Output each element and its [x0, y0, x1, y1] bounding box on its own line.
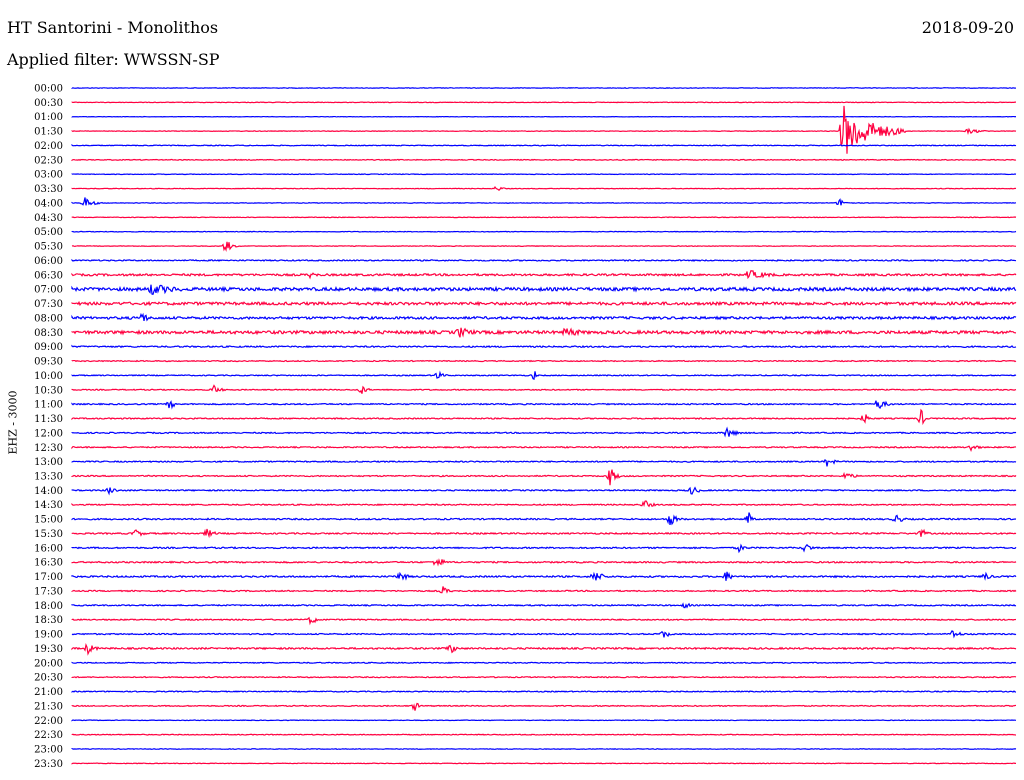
seismic-trace-0200	[71, 144, 1017, 147]
row-time-label: 17:00	[34, 572, 63, 583]
seismic-trace-2130	[71, 702, 1017, 711]
row-time-label: 09:00	[34, 342, 63, 353]
row-time-label: 01:30	[34, 127, 63, 138]
seismic-trace-1030	[71, 384, 1017, 394]
row-time-label: 23:30	[34, 759, 63, 770]
row-time-label: 21:30	[34, 701, 63, 712]
seismic-trace-0800	[71, 312, 1017, 322]
seismic-trace-2200	[71, 719, 1017, 722]
seismic-trace-0700	[71, 284, 1017, 295]
seismic-trace-1700	[71, 571, 1017, 581]
seismic-trace-2000	[71, 661, 1017, 665]
row-time-label: 09:30	[34, 357, 63, 368]
seismic-trace-0230	[71, 158, 1017, 162]
row-time-label: 07:30	[34, 299, 63, 310]
seismic-trace-0130	[71, 105, 1017, 154]
row-time-label: 12:00	[34, 428, 63, 439]
row-time-label: 06:30	[34, 270, 63, 281]
row-time-label: 16:00	[34, 543, 63, 554]
row-time-label: 13:30	[34, 471, 63, 482]
seismic-trace-1900	[71, 630, 1017, 639]
row-time-label: 18:00	[34, 601, 63, 612]
seismic-trace-0630	[71, 269, 1017, 280]
seismic-trace-2030	[71, 675, 1017, 679]
seismic-trace-0830	[71, 327, 1017, 338]
seismic-trace-0930	[71, 359, 1017, 363]
seismic-trace-2230	[71, 733, 1017, 736]
seismic-trace-0300	[71, 173, 1017, 176]
filter-label: Applied filter: WWSSN-SP	[7, 50, 220, 69]
seismic-trace-2330	[71, 762, 1017, 765]
row-time-label: 02:00	[34, 141, 63, 152]
seismic-trace-1630	[71, 558, 1017, 567]
seismic-trace-1100	[71, 400, 1017, 410]
seismic-trace-1200	[71, 426, 1017, 438]
seismic-trace-1500	[71, 512, 1017, 526]
seismic-trace-0500	[71, 230, 1017, 233]
chart-date: 2018-09-20	[921, 18, 1014, 37]
seismic-trace-1330	[71, 469, 1017, 486]
seismic-trace-0430	[71, 216, 1017, 219]
row-time-label: 18:30	[34, 615, 63, 626]
seismic-trace-1530	[71, 528, 1017, 539]
row-time-label: 10:30	[34, 385, 63, 396]
seismic-trace-1930	[71, 642, 1017, 656]
row-time-label: 07:00	[34, 285, 63, 296]
seismic-trace-1430	[71, 500, 1017, 508]
row-time-label: 03:00	[34, 170, 63, 181]
row-time-label: 01:00	[34, 112, 63, 123]
seismic-trace-1400	[71, 486, 1017, 496]
row-time-label: 00:00	[34, 84, 63, 95]
seismic-trace-0030	[71, 101, 1017, 104]
seismic-trace-0900	[71, 344, 1017, 349]
seismic-trace-0530	[71, 241, 1017, 252]
row-time-label: 21:00	[34, 687, 63, 698]
seismic-trace-0330	[71, 185, 1017, 191]
station-title: HT Santorini - Monolithos	[7, 18, 219, 37]
row-time-label: 02:30	[34, 155, 63, 166]
row-time-label: 12:30	[34, 443, 63, 454]
row-time-label: 20:30	[34, 673, 63, 684]
row-time-label: 05:00	[34, 227, 63, 238]
seismic-trace-1130	[71, 408, 1017, 426]
seismic-trace-0730	[71, 300, 1017, 307]
seismic-trace-1000	[71, 370, 1017, 380]
row-time-label: 14:30	[34, 500, 63, 511]
seismic-trace-1300	[71, 459, 1017, 467]
row-time-label: 15:30	[34, 529, 63, 540]
row-time-label: 19:30	[34, 644, 63, 655]
row-time-label: 15:00	[34, 515, 63, 526]
row-time-label: 10:00	[34, 371, 63, 382]
seismic-trace-2100	[71, 690, 1017, 693]
row-time-label: 17:30	[34, 586, 63, 597]
seismic-trace-0400	[71, 197, 1017, 206]
row-time-label: 04:00	[34, 198, 63, 209]
row-time-label: 22:00	[34, 716, 63, 727]
row-time-label: 11:30	[34, 414, 63, 425]
row-time-label: 03:30	[34, 184, 63, 195]
row-time-label: 00:30	[34, 98, 63, 109]
row-time-label: 16:30	[34, 558, 63, 569]
row-time-label: 08:30	[34, 328, 63, 339]
row-time-label: 11:00	[34, 400, 63, 411]
seismic-trace-1800	[71, 602, 1017, 609]
seismic-trace-1730	[71, 586, 1017, 594]
row-time-label: 22:30	[34, 730, 63, 741]
row-time-label: 04:30	[34, 213, 63, 224]
seismic-trace-0000	[71, 87, 1017, 89]
row-time-label: 14:00	[34, 486, 63, 497]
row-time-label: 06:00	[34, 256, 63, 267]
row-time-label: 20:00	[34, 658, 63, 669]
seismic-trace-2300	[71, 748, 1017, 750]
seismic-trace-0600	[71, 258, 1017, 262]
row-time-label: 08:00	[34, 313, 63, 324]
row-time-label: 05:30	[34, 242, 63, 253]
row-time-label: 19:00	[34, 630, 63, 641]
seismic-trace-1600	[71, 543, 1017, 554]
row-time-label: 13:00	[34, 457, 63, 468]
seismic-trace-1230	[71, 445, 1017, 452]
seismic-trace-1830	[71, 616, 1017, 626]
row-time-label: 23:00	[34, 745, 63, 756]
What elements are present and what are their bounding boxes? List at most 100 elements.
== == ==
» INSTRUCTIONS FOR THE TASK: Update the stretch of the listing from the line containing "144, 1017, 147]" through the line containing "299, 63, 310]" by replacing "row-time-label" with "hour-label" and leaving everything else unchanged. Return only those lines.

» WRITTEN SOLUTION:
seismic-trace-0200	[71, 144, 1017, 147]
hour-label: 17:00	[34, 572, 63, 583]
seismic-trace-2130	[71, 702, 1017, 711]
hour-label: 09:00	[34, 342, 63, 353]
hour-label: 01:30	[34, 127, 63, 138]
seismic-trace-1030	[71, 384, 1017, 394]
hour-label: 23:30	[34, 759, 63, 770]
hour-label: 21:30	[34, 701, 63, 712]
seismic-trace-0800	[71, 312, 1017, 322]
seismic-trace-2200	[71, 719, 1017, 722]
seismic-trace-0700	[71, 284, 1017, 295]
seismic-trace-1700	[71, 571, 1017, 581]
seismic-trace-2000	[71, 661, 1017, 665]
hour-label: 09:30	[34, 357, 63, 368]
seismic-trace-0230	[71, 158, 1017, 162]
hour-label: 07:30	[34, 299, 63, 310]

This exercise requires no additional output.